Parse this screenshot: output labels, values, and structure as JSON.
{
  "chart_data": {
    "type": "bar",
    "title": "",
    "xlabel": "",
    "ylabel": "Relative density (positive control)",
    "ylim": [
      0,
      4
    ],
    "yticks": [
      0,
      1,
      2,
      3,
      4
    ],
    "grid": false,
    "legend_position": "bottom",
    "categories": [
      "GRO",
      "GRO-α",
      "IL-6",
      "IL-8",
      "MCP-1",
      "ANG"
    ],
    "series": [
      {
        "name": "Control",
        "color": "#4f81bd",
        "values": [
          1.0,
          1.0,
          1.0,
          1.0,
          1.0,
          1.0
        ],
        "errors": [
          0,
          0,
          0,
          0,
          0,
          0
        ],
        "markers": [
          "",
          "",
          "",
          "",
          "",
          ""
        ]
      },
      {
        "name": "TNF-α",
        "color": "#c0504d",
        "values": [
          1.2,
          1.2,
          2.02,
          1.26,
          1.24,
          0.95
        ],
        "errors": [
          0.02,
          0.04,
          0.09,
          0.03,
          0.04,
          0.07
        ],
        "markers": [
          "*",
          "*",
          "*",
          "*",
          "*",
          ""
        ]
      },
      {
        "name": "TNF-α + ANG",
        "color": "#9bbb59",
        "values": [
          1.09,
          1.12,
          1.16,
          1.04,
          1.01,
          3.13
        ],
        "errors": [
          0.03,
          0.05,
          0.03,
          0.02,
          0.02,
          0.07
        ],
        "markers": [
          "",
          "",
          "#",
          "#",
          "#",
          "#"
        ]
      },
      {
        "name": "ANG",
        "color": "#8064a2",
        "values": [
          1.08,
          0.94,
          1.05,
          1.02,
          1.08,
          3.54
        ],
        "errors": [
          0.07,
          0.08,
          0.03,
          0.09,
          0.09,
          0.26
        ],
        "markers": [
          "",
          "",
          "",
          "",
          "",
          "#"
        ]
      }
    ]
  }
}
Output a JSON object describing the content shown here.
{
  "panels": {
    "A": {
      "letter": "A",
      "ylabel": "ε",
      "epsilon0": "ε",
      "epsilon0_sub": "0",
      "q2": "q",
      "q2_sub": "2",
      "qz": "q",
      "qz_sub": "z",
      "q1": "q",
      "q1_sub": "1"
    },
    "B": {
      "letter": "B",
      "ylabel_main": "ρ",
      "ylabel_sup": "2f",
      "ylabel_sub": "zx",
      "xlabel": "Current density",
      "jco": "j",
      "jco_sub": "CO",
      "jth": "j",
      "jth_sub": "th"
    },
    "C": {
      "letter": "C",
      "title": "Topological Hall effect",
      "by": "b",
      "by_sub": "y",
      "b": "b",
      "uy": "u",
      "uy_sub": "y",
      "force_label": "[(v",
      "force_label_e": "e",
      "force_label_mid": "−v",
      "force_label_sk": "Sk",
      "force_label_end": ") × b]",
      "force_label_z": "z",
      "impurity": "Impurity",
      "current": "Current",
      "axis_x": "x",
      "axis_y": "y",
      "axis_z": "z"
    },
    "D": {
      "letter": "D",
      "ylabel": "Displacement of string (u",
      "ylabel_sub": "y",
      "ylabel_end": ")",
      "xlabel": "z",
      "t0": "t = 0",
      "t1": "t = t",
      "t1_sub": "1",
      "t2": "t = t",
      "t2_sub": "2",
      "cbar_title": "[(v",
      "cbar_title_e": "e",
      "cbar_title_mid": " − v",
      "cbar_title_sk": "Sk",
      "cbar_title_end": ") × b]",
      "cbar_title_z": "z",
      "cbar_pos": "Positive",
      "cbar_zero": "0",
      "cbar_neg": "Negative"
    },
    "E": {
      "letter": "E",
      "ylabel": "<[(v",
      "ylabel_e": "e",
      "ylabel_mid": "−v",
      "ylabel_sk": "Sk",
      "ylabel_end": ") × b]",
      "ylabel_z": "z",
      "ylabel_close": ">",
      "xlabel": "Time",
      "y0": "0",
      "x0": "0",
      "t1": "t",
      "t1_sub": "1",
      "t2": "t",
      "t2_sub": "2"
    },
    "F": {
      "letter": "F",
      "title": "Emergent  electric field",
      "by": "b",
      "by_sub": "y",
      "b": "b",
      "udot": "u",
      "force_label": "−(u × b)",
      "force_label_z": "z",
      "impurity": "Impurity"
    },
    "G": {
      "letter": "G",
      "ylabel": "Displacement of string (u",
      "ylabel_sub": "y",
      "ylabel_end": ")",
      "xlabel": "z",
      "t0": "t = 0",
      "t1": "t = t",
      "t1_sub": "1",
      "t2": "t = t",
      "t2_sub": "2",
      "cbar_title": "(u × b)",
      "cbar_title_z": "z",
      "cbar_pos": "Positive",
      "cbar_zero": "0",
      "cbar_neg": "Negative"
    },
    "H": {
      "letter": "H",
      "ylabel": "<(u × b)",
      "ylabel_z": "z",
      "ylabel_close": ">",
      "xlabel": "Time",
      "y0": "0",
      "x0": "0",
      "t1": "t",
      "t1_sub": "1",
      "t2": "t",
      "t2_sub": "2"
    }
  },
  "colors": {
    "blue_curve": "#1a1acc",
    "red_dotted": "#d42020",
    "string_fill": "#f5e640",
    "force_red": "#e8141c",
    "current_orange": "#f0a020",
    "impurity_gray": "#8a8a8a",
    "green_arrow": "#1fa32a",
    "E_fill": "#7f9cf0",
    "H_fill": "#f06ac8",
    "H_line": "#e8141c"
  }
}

-------

- WHAT THIS TASK INVOLVES -
In the lines above, locate the string "JSON". Copy every line where it occurs.

- RESULT -
Parse this screenshot: output labels, values, and structure as JSON.
Output a JSON object describing the content shown here.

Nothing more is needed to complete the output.